Direction:
Return each entry exactly, omitting nothing.

···

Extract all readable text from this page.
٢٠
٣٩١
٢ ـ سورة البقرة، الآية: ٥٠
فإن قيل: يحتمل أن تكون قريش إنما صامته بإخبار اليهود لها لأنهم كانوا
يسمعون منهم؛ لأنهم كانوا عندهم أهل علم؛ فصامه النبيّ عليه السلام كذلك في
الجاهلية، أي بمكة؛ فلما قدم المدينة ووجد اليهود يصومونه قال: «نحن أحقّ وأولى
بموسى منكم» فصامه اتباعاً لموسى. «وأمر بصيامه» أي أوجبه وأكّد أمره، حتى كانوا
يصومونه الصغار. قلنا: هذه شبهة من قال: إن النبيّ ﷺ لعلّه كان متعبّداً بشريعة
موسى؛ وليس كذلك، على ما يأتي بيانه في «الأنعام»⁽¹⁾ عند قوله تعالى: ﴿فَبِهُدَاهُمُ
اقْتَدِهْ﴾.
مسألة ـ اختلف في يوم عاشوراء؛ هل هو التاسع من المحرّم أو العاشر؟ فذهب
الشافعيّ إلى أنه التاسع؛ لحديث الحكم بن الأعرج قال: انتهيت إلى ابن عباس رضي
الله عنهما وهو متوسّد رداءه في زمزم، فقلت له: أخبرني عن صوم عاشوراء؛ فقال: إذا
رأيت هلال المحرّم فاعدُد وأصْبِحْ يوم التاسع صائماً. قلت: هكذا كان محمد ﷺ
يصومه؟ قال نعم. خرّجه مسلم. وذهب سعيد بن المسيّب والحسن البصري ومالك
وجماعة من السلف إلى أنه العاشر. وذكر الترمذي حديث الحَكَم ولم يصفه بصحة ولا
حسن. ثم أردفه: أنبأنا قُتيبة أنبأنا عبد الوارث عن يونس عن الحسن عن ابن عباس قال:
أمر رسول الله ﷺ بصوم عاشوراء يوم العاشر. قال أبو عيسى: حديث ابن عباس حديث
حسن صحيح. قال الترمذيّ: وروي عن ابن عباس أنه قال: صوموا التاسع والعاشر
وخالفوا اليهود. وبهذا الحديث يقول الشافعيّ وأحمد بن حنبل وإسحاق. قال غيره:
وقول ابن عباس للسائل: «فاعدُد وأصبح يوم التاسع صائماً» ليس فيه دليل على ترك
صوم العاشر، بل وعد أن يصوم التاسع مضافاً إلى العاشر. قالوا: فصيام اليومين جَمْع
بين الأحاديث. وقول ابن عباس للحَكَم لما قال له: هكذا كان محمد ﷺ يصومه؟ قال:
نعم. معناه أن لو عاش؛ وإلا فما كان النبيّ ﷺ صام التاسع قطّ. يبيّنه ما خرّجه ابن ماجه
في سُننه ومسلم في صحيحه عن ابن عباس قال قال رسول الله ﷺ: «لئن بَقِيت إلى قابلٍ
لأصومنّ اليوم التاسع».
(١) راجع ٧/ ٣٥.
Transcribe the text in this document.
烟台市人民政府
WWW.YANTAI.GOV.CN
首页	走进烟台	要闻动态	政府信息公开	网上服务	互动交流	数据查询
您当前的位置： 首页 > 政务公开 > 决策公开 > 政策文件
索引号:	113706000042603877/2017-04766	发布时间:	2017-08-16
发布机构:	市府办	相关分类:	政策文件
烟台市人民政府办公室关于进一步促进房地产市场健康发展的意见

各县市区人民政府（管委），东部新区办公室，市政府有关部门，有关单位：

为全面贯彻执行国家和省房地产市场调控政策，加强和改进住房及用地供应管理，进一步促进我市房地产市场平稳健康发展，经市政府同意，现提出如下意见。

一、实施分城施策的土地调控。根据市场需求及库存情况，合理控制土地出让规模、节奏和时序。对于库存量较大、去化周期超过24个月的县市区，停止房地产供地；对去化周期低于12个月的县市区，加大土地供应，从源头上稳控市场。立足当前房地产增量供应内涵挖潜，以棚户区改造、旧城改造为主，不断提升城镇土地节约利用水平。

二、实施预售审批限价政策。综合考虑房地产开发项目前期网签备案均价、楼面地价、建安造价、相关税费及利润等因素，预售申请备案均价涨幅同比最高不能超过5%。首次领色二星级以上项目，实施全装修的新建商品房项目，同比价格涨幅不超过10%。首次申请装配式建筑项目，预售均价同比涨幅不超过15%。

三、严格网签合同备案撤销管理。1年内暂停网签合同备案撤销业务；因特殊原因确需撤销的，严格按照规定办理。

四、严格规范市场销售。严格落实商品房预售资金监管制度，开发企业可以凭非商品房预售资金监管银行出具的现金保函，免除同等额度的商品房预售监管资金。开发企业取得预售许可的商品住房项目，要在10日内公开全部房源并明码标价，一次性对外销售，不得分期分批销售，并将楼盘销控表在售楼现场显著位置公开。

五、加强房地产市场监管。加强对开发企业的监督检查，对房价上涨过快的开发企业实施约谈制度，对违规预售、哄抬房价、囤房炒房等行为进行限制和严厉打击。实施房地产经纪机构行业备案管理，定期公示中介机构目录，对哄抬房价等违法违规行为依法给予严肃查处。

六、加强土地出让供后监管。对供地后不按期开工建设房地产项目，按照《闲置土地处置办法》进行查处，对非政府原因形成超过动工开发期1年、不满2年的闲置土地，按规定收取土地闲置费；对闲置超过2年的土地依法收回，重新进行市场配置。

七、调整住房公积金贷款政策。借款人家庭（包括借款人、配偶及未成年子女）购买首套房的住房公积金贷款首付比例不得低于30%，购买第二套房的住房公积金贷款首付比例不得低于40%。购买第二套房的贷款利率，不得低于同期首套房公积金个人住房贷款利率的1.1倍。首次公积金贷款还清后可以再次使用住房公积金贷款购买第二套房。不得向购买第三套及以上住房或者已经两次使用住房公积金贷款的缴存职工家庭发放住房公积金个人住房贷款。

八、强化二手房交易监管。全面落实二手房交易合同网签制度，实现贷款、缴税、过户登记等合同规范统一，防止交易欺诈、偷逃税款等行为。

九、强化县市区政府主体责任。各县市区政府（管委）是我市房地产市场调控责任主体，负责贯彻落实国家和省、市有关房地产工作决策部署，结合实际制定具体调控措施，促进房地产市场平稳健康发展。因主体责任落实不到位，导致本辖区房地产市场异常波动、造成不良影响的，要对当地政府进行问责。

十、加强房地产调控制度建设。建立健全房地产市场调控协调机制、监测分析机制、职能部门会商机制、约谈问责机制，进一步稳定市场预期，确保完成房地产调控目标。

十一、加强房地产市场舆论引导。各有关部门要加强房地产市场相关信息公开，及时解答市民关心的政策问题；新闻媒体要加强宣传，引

···

Task output:
Extract all readable text from this page.
٢٠
٣٩١
٢ ـ سورة البقرة، الآية: ٥٠
فإن قيل: يحتمل أن تكون قريش إنما صامته بإخبار اليهود لها لأنهم كانوا
يسمعون منهم؛ لأنهم كانوا عندهم أهل علم؛ فصامه النبيّ عليه السلام كذلك في
الجاهلية، أي بمكة؛ فلما قدم المدينة ووجد اليهود يصومونه قال: «نحن أحقّ وأولى
بموسى منكم» فصامه اتباعاً لموسى. «وأمر بصيامه» أي أوجبه وأكّد أمره، حتى كانوا
يصومونه الصغار. قلنا: هذه شبهة من قال: إن النبيّ ﷺ لعلّه كان متعبّداً بشريعة
موسى؛ وليس كذلك، على ما يأتي بيانه في «الأنعام»⁽¹⁾ عند قوله تعالى: ﴿فَبِهُدَاهُمُ
اقْتَدِهْ﴾.
مسألة ـ اختلف في يوم عاشوراء؛ هل هو التاسع من المحرّم أو العاشر؟ فذهب
الشافعيّ إلى أنه التاسع؛ لحديث الحكم بن الأعرج قال: انتهيت إلى ابن عباس رضي
الله عنهما وهو متوسّد رداءه في زمزم، فقلت له: أخبرني عن صوم عاشوراء؛ فقال: إذا
رأيت هلال المحرّم فاعدُد وأصْبِحْ يوم التاسع صائماً. قلت: هكذا كان محمد ﷺ
يصومه؟ قال نعم. خرّجه مسلم. وذهب سعيد بن المسيّب والحسن البصري ومالك
وجماعة من السلف إلى أنه العاشر. وذكر الترمذي حديث الحَكَم ولم يصفه بصحة ولا
حسن. ثم أردفه: أنبأنا قُتيبة أنبأنا عبد الوارث عن يونس عن الحسن عن ابن عباس قال:
أمر رسول الله ﷺ بصوم عاشوراء يوم العاشر. قال أبو عيسى: حديث ابن عباس حديث
حسن صحيح. قال الترمذيّ: وروي عن ابن عباس أنه قال: صوموا التاسع والعاشر
وخالفوا اليهود. وبهذا الحديث يقول الشافعيّ وأحمد بن حنبل وإسحاق. قال غيره:
وقول ابن عباس للسائل: «فاعدُد وأصبح يوم التاسع صائماً» ليس فيه دليل على ترك
صوم العاشر، بل وعد أن يصوم التاسع مضافاً إلى العاشر. قالوا: فصيام اليومين جَمْع
بين الأحاديث. وقول ابن عباس للحَكَم لما قال له: هكذا كان محمد ﷺ يصومه؟ قال:
نعم. معناه أن لو عاش؛ وإلا فما كان النبيّ ﷺ صام التاسع قطّ. يبيّنه ما خرّجه ابن ماجه
في سُننه ومسلم في صحيحه عن ابن عباس قال قال رسول الله ﷺ: «لئن بَقِيت إلى قابلٍ
لأصومنّ اليوم التاسع».
(١) راجع ٧/ ٣٥.
Transcribe the text in this document.
烟台市人民政府
WWW.YANTAI.GOV.CN
首页	走进烟台	要闻动态	政府信息公开	网上服务	互动交流	数据查询
您当前的位置： 首页 > 政务公开 > 决策公开 > 政策文件
索引号:	113706000042603877/2017-04766	发布时间:	2017-08-16
发布机构:	市府办	相关分类:	政策文件
烟台市人民政府办公室关于进一步促进房地产市场健康发展的意见

各县市区人民政府（管委），东部新区办公室，市政府有关部门，有关单位：

为全面贯彻执行国家和省房地产市场调控政策，加强和改进住房及用地供应管理，进一步促进我市房地产市场平稳健康发展，经市政府同意，现提出如下意见。

一、实施分城施策的土地调控。根据市场需求及库存情况，合理控制土地出让规模、节奏和时序。对于库存量较大、去化周期超过24个月的县市区，停止房地产供地；对去化周期低于12个月的县市区，加大土地供应，从源头上稳控市场。立足当前房地产增量供应内涵挖潜，以棚户区改造、旧城改造为主，不断提升城镇土地节约利用水平。

二、实施预售审批限价政策。综合考虑房地产开发项目前期网签备案均价、楼面地价、建安造价、相关税费及利润等因素，预售申请备案均价涨幅同比最高不能超过5%。首次领色二星级以上项目，实施全装修的新建商品房项目，同比价格涨幅不超过10%。首次申请装配式建筑项目，预售均价同比涨幅不超过15%。

三、严格网签合同备案撤销管理。1年内暂停网签合同备案撤销业务；因特殊原因确需撤销的，严格按照规定办理。

四、严格规范市场销售。严格落实商品房预售资金监管制度，开发企业可以凭非商品房预售资金监管银行出具的现金保函，免除同等额度的商品房预售监管资金。开发企业取得预售许可的商品住房项目，要在10日内公开全部房源并明码标价，一次性对外销售，不得分期分批销售，并将楼盘销控表在售楼现场显著位置公开。

五、加强房地产市场监管。加强对开发企业的监督检查，对房价上涨过快的开发企业实施约谈制度，对违规预售、哄抬房价、囤房炒房等行为进行限制和严厉打击。实施房地产经纪机构行业备案管理，定期公示中介机构目录，对哄抬房价等违法违规行为依法给予严肃查处。

六、加强土地出让供后监管。对供地后不按期开工建设房地产项目，按照《闲置土地处置办法》进行查处，对非政府原因形成超过动工开发期1年、不满2年的闲置土地，按规定收取土地闲置费；对闲置超过2年的土地依法收回，重新进行市场配置。

七、调整住房公积金贷款政策。借款人家庭（包括借款人、配偶及未成年子女）购买首套房的住房公积金贷款首付比例不得低于30%，购买第二套房的住房公积金贷款首付比例不得低于40%。购买第二套房的贷款利率，不得低于同期首套房公积金个人住房贷款利率的1.1倍。首次公积金贷款还清后可以再次使用住房公积金贷款购买第二套房。不得向购买第三套及以上住房或者已经两次使用住房公积金贷款的缴存职工家庭发放住房公积金个人住房贷款。

八、强化二手房交易监管。全面落实二手房交易合同网签制度，实现贷款、缴税、过户登记等合同规范统一，防止交易欺诈、偷逃税款等行为。

九、强化县市区政府主体责任。各县市区政府（管委）是我市房地产市场调控责任主体，负责贯彻落实国家和省、市有关房地产工作决策部署，结合实际制定具体调控措施，促进房地产市场平稳健康发展。因主体责任落实不到位，导致本辖区房地产市场异常波动、造成不良影响的，要对当地政府进行问责。

十、加强房地产调控制度建设。建立健全房地产市场调控协调机制、监测分析机制、职能部门会商机制、约谈问责机制，进一步稳定市场预期，确保完成房地产调控目标。

十一、加强房地产市场舆论引导。各有关部门要加强房地产市场相关信息公开，及时解答市民关心的政策问题；新闻媒体要加强宣传，引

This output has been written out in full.